» SOURCE DATA:
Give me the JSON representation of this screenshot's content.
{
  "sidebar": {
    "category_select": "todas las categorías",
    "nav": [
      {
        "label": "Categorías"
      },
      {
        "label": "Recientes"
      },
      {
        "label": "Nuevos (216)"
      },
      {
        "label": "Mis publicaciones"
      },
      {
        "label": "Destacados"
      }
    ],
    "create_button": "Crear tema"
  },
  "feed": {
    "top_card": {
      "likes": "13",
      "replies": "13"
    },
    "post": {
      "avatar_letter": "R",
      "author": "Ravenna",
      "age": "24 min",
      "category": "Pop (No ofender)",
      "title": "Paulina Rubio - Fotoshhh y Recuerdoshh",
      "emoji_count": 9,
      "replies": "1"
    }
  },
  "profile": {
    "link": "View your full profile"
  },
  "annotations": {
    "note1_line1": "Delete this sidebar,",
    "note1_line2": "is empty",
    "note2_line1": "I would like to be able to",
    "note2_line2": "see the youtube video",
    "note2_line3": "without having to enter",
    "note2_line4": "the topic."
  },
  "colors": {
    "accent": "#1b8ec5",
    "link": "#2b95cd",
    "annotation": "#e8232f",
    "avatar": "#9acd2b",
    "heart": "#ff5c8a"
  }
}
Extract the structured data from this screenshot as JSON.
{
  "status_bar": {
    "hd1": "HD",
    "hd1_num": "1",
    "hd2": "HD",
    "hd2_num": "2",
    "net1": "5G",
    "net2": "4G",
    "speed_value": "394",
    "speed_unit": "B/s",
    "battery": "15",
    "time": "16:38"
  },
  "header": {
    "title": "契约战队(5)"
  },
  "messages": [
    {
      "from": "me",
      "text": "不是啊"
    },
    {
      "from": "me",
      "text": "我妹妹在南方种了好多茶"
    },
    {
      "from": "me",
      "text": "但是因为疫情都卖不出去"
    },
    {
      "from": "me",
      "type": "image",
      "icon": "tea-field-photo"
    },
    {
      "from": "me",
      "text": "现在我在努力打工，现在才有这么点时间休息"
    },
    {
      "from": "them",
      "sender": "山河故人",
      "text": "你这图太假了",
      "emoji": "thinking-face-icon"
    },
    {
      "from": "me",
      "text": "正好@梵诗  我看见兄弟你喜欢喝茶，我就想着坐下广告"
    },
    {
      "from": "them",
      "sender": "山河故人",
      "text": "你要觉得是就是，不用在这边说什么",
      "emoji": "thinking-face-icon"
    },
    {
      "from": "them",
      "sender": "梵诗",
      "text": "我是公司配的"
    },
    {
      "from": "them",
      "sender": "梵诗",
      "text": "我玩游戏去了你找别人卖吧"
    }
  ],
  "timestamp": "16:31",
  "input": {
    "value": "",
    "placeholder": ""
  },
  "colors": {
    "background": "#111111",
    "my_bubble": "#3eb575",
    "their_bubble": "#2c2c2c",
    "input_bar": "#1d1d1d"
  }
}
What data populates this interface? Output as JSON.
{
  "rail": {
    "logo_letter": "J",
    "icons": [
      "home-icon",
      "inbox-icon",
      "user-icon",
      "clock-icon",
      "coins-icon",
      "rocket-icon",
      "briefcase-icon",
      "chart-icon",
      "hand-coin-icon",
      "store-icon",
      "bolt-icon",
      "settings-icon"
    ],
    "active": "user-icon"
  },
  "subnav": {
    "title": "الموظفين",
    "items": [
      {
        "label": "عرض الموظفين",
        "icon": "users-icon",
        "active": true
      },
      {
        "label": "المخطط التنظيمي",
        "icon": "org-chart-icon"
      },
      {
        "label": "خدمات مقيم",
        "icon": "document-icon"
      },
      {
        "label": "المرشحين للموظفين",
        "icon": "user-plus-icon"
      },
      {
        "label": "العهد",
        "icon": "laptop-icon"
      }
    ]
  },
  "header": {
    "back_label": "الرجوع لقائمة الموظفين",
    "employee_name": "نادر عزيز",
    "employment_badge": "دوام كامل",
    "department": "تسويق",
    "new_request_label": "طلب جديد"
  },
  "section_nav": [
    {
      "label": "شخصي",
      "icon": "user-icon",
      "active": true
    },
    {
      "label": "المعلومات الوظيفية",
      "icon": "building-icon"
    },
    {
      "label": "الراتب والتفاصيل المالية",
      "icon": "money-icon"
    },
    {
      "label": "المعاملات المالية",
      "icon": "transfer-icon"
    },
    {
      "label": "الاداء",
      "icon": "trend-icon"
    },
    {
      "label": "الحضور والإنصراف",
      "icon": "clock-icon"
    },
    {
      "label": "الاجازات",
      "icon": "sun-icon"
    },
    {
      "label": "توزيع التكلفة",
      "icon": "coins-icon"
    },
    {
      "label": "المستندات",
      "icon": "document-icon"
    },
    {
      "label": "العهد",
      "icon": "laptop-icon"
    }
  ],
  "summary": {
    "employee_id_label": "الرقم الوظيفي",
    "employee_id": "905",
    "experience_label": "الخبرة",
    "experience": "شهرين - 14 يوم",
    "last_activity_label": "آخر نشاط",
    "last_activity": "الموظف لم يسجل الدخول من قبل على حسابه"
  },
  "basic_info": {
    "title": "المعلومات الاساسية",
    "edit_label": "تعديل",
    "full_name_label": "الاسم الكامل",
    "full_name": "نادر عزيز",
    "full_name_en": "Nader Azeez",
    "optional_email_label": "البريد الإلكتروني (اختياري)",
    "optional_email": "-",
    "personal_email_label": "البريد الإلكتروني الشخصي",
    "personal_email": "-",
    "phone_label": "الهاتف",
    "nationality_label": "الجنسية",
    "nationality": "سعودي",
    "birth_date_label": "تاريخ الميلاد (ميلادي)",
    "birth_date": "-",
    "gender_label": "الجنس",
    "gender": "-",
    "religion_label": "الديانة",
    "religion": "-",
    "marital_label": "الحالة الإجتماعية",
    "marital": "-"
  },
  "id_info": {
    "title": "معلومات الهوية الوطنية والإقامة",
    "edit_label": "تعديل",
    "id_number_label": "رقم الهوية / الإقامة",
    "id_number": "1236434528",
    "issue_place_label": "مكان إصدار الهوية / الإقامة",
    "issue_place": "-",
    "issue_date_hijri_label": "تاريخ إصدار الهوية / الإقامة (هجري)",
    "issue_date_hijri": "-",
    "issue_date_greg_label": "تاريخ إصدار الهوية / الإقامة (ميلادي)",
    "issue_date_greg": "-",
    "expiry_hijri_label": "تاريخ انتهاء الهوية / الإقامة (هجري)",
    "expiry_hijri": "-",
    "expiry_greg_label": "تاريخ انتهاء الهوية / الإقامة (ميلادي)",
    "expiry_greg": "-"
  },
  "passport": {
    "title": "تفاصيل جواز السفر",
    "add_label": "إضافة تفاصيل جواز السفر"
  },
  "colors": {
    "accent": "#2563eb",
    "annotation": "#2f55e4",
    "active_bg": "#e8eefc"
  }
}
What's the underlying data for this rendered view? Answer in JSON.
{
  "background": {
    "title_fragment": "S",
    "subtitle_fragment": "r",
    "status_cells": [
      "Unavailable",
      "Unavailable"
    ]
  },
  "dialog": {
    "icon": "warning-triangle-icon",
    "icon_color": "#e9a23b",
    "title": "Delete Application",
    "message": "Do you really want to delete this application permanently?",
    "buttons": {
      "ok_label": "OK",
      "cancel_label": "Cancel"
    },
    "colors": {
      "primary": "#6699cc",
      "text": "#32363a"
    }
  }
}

» GIVEN EXERCISE:
Make an exact copy of all the data.

» FULL SOLUTION:
Give me the JSON representation of this screenshot's content.
{
  "sidebar": {
    "category_select": "todas las categorías",
    "nav": [
      {
        "label": "Categorías"
      },
      {
        "label": "Recientes"
      },
      {
        "label": "Nuevos (216)"
      },
      {
        "label": "Mis publicaciones"
      },
      {
        "label": "Destacados"
      }
    ],
    "create_button": "Crear tema"
  },
  "feed": {
    "top_card": {
      "likes": "13",
      "replies": "13"
    },
    "post": {
      "avatar_letter": "R",
      "author": "Ravenna",
      "age": "24 min",
      "category": "Pop (No ofender)",
      "title": "Paulina Rubio - Fotoshhh y Recuerdoshh",
      "emoji_count": 9,
      "replies": "1"
    }
  },
  "profile": {
    "link": "View your full profile"
  },
  "annotations": {
    "note1_line1": "Delete this sidebar,",
    "note1_line2": "is empty",
    "note2_line1": "I would like to be able to",
    "note2_line2": "see the youtube video",
    "note2_line3": "without having to enter",
    "note2_line4": "the topic."
  },
  "colors": {
    "accent": "#1b8ec5",
    "link": "#2b95cd",
    "annotation": "#e8232f",
    "avatar": "#9acd2b",
    "heart": "#ff5c8a"
  }
}
Extract the structured data from this screenshot as JSON.
{
  "status_bar": {
    "hd1": "HD",
    "hd1_num": "1",
    "hd2": "HD",
    "hd2_num": "2",
    "net1": "5G",
    "net2": "4G",
    "speed_value": "394",
    "speed_unit": "B/s",
    "battery": "15",
    "time": "16:38"
  },
  "header": {
    "title": "契约战队(5)"
  },
  "messages": [
    {
      "from": "me",
      "text": "不是啊"
    },
    {
      "from": "me",
      "text": "我妹妹在南方种了好多茶"
    },
    {
      "from": "me",
      "text": "但是因为疫情都卖不出去"
    },
    {
      "from": "me",
      "type": "image",
      "icon": "tea-field-photo"
    },
    {
      "from": "me",
      "text": "现在我在努力打工，现在才有这么点时间休息"
    },
    {
      "from": "them",
      "sender": "山河故人",
      "text": "你这图太假了",
      "emoji": "thinking-face-icon"
    },
    {
      "from": "me",
      "text": "正好@梵诗  我看见兄弟你喜欢喝茶，我就想着坐下广告"
    },
    {
      "from": "them",
      "sender": "山河故人",
      "text": "你要觉得是就是，不用在这边说什么",
      "emoji": "thinking-face-icon"
    },
    {
      "from": "them",
      "sender": "梵诗",
      "text": "我是公司配的"
    },
    {
      "from": "them",
      "sender": "梵诗",
      "text": "我玩游戏去了你找别人卖吧"
    }
  ],
  "timestamp": "16:31",
  "input": {
    "value": "",
    "placeholder": ""
  },
  "colors": {
    "background": "#111111",
    "my_bubble": "#3eb575",
    "their_bubble": "#2c2c2c",
    "input_bar": "#1d1d1d"
  }
}
What data populates this interface? Output as JSON.
{
  "rail": {
    "logo_letter": "J",
    "icons": [
      "home-icon",
      "inbox-icon",
      "user-icon",
      "clock-icon",
      "coins-icon",
      "rocket-icon",
      "briefcase-icon",
      "chart-icon",
      "hand-coin-icon",
      "store-icon",
      "bolt-icon",
      "settings-icon"
    ],
    "active": "user-icon"
  },
  "subnav": {
    "title": "الموظفين",
    "items": [
      {
        "label": "عرض الموظفين",
        "icon": "users-icon",
        "active": true
      },
      {
        "label": "المخطط التنظيمي",
        "icon": "org-chart-icon"
      },
      {
        "label": "خدمات مقيم",
        "icon": "document-icon"
      },
      {
        "label": "المرشحين للموظفين",
        "icon": "user-plus-icon"
      },
      {
        "label": "العهد",
        "icon": "laptop-icon"
      }
    ]
  },
  "header": {
    "back_label": "الرجوع لقائمة الموظفين",
    "employee_name": "نادر عزيز",
    "employment_badge": "دوام كامل",
    "department": "تسويق",
    "new_request_label": "طلب جديد"
  },
  "section_nav": [
    {
      "label": "شخصي",
      "icon": "user-icon",
      "active": true
    },
    {
      "label": "المعلومات الوظيفية",
      "icon": "building-icon"
    },
    {
      "label": "الراتب والتفاصيل المالية",
      "icon": "money-icon"
    },
    {
      "label": "المعاملات المالية",
      "icon": "transfer-icon"
    },
    {
      "label": "الاداء",
      "icon": "trend-icon"
    },
    {
      "label": "الحضور والإنصراف",
      "icon": "clock-icon"
    },
    {
      "label": "الاجازات",
      "icon": "sun-icon"
    },
    {
      "label": "توزيع التكلفة",
      "icon": "coins-icon"
    },
    {
      "label": "المستندات",
      "icon": "document-icon"
    },
    {
      "label": "العهد",
      "icon": "laptop-icon"
    }
  ],
  "summary": {
    "employee_id_label": "الرقم الوظيفي",
    "employee_id": "905",
    "experience_label": "الخبرة",
    "experience": "شهرين - 14 يوم",
    "last_activity_label": "آخر نشاط",
    "last_activity": "الموظف لم يسجل الدخول من قبل على حسابه"
  },
  "basic_info": {
    "title": "المعلومات الاساسية",
    "edit_label": "تعديل",
    "full_name_label": "الاسم الكامل",
    "full_name": "نادر عزيز",
    "full_name_en": "Nader Azeez",
    "optional_email_label": "البريد الإلكتروني (اختياري)",
    "optional_email": "-",
    "personal_email_label": "البريد الإلكتروني الشخصي",
    "personal_email": "-",
    "phone_label": "الهاتف",
    "nationality_label": "الجنسية",
    "nationality": "سعودي",
    "birth_date_label": "تاريخ الميلاد (ميلادي)",
    "birth_date": "-",
    "gender_label": "الجنس",
    "gender": "-",
    "religion_label": "الديانة",
    "religion": "-",
    "marital_label": "الحالة الإجتماعية",
    "marital": "-"
  },
  "id_info": {
    "title": "معلومات الهوية الوطنية والإقامة",
    "edit_label": "تعديل",
    "id_number_label": "رقم الهوية / الإقامة",
    "id_number": "1236434528",
    "issue_place_label": "مكان إصدار الهوية / الإقامة",
    "issue_place": "-",
    "issue_date_hijri_label": "تاريخ إصدار الهوية / الإقامة (هجري)",
    "issue_date_hijri": "-",
    "issue_date_greg_label": "تاريخ إصدار الهوية / الإقامة (ميلادي)",
    "issue_date_greg": "-",
    "expiry_hijri_label": "تاريخ انتهاء الهوية / الإقامة (هجري)",
    "expiry_hijri": "-",
    "expiry_greg_label": "تاريخ انتهاء الهوية / الإقامة (ميلادي)",
    "expiry_greg": "-"
  },
  "passport": {
    "title": "تفاصيل جواز السفر",
    "add_label": "إضافة تفاصيل جواز السفر"
  },
  "colors": {
    "accent": "#2563eb",
    "annotation": "#2f55e4",
    "active_bg": "#e8eefc"
  }
}
What's the underlying data for this rendered view? Answer in JSON.
{
  "background": {
    "title_fragment": "S",
    "subtitle_fragment": "r",
    "status_cells": [
      "Unavailable",
      "Unavailable"
    ]
  },
  "dialog": {
    "icon": "warning-triangle-icon",
    "icon_color": "#e9a23b",
    "title": "Delete Application",
    "message": "Do you really want to delete this application permanently?",
    "buttons": {
      "ok_label": "OK",
      "cancel_label": "Cancel"
    },
    "colors": {
      "primary": "#6699cc",
      "text": "#32363a"
    }
  }
}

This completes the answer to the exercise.